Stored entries
--- Start ---

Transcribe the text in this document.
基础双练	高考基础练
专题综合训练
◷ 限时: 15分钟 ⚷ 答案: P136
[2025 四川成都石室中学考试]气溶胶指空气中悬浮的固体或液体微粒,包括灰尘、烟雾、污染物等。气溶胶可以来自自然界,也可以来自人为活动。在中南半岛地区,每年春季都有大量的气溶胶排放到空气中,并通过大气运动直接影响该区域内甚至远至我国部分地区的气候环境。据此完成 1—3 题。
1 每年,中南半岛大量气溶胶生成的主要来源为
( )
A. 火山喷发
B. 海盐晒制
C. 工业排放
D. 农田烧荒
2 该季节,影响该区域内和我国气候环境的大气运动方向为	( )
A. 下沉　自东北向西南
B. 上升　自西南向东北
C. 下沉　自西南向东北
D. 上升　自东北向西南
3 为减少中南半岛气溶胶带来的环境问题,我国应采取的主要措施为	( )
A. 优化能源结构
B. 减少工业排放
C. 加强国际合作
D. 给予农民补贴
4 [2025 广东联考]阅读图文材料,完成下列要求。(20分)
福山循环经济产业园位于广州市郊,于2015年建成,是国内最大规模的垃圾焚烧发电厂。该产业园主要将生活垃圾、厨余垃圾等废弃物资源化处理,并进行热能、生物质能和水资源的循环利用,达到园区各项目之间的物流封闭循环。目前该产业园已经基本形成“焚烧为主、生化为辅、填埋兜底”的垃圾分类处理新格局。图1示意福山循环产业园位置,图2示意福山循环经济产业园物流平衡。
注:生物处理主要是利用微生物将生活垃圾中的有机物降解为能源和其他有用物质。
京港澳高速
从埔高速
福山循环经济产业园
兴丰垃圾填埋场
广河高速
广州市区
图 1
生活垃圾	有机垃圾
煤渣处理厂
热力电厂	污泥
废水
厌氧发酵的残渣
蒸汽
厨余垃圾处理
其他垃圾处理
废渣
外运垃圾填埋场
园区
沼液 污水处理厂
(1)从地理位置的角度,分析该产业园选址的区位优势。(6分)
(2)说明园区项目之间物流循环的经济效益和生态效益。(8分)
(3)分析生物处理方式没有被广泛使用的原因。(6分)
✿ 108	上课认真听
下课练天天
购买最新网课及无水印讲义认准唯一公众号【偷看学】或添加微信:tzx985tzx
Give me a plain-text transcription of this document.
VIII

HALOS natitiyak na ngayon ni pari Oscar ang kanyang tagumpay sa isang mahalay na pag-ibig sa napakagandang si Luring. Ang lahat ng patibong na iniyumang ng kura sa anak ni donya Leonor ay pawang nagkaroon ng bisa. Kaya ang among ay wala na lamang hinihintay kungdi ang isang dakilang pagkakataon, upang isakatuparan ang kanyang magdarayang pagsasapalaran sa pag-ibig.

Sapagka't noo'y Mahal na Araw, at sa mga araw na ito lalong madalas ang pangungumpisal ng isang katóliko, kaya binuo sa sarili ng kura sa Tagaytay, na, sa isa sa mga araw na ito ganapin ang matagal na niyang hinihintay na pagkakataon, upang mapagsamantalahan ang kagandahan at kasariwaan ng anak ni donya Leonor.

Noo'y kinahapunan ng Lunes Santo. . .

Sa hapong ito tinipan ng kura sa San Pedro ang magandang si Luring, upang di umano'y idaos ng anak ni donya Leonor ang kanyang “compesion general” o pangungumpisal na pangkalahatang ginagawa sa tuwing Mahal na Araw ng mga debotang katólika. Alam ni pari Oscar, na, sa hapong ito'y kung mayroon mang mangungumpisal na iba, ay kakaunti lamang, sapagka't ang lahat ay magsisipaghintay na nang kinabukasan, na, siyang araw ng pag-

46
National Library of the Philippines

--- End ---

Would you reproduce all the entries exactly?

Transcribe the text in this document.
基础双练	高考基础练
专题综合训练
◷ 限时: 15分钟 ⚷ 答案: P136
[2025 四川成都石室中学考试]气溶胶指空气中悬浮的固体或液体微粒,包括灰尘、烟雾、污染物等。气溶胶可以来自自然界,也可以来自人为活动。在中南半岛地区,每年春季都有大量的气溶胶排放到空气中,并通过大气运动直接影响该区域内甚至远至我国部分地区的气候环境。据此完成 1—3 题。
1 每年,中南半岛大量气溶胶生成的主要来源为
( )
A. 火山喷发
B. 海盐晒制
C. 工业排放
D. 农田烧荒
2 该季节,影响该区域内和我国气候环境的大气运动方向为	( )
A. 下沉　自东北向西南
B. 上升　自西南向东北
C. 下沉　自西南向东北
D. 上升　自东北向西南
3 为减少中南半岛气溶胶带来的环境问题,我国应采取的主要措施为	( )
A. 优化能源结构
B. 减少工业排放
C. 加强国际合作
D. 给予农民补贴
4 [2025 广东联考]阅读图文材料,完成下列要求。(20分)
福山循环经济产业园位于广州市郊,于2015年建成,是国内最大规模的垃圾焚烧发电厂。该产业园主要将生活垃圾、厨余垃圾等废弃物资源化处理,并进行热能、生物质能和水资源的循环利用,达到园区各项目之间的物流封闭循环。目前该产业园已经基本形成“焚烧为主、生化为辅、填埋兜底”的垃圾分类处理新格局。图1示意福山循环产业园位置,图2示意福山循环经济产业园物流平衡。
注:生物处理主要是利用微生物将生活垃圾中的有机物降解为能源和其他有用物质。
京港澳高速
从埔高速
福山循环经济产业园
兴丰垃圾填埋场
广河高速
广州市区
图 1
生活垃圾	有机垃圾
煤渣处理厂
热力电厂	污泥
废水
厌氧发酵的残渣
蒸汽
厨余垃圾处理
其他垃圾处理
废渣
外运垃圾填埋场
园区
沼液 污水处理厂
(1)从地理位置的角度,分析该产业园选址的区位优势。(6分)
(2)说明园区项目之间物流循环的经济效益和生态效益。(8分)
(3)分析生物处理方式没有被广泛使用的原因。(6分)
✿ 108	上课认真听
下课练天天
购买最新网课及无水印讲义认准唯一公众号【偷看学】或添加微信:tzx985tzx
Give me a plain-text transcription of this document.
VIII

HALOS natitiyak na ngayon ni pari Oscar ang kanyang tagumpay sa isang mahalay na pag-ibig sa napakagandang si Luring. Ang lahat ng patibong na iniyumang ng kura sa anak ni donya Leonor ay pawang nagkaroon ng bisa. Kaya ang among ay wala na lamang hinihintay kungdi ang isang dakilang pagkakataon, upang isakatuparan ang kanyang magdarayang pagsasapalaran sa pag-ibig.

Sapagka't noo'y Mahal na Araw, at sa mga araw na ito lalong madalas ang pangungumpisal ng isang katóliko, kaya binuo sa sarili ng kura sa Tagaytay, na, sa isa sa mga araw na ito ganapin ang matagal na niyang hinihintay na pagkakataon, upang mapagsamantalahan ang kagandahan at kasariwaan ng anak ni donya Leonor.

Noo'y kinahapunan ng Lunes Santo. . .

Sa hapong ito tinipan ng kura sa San Pedro ang magandang si Luring, upang di umano'y idaos ng anak ni donya Leonor ang kanyang “compesion general” o pangungumpisal na pangkalahatang ginagawa sa tuwing Mahal na Araw ng mga debotang katólika. Alam ni pari Oscar, na, sa hapong ito'y kung mayroon mang mangungumpisal na iba, ay kakaunti lamang, sapagka't ang lahat ay magsisipaghintay na nang kinabukasan, na, siyang araw ng pag-

46
National Library of the Philippines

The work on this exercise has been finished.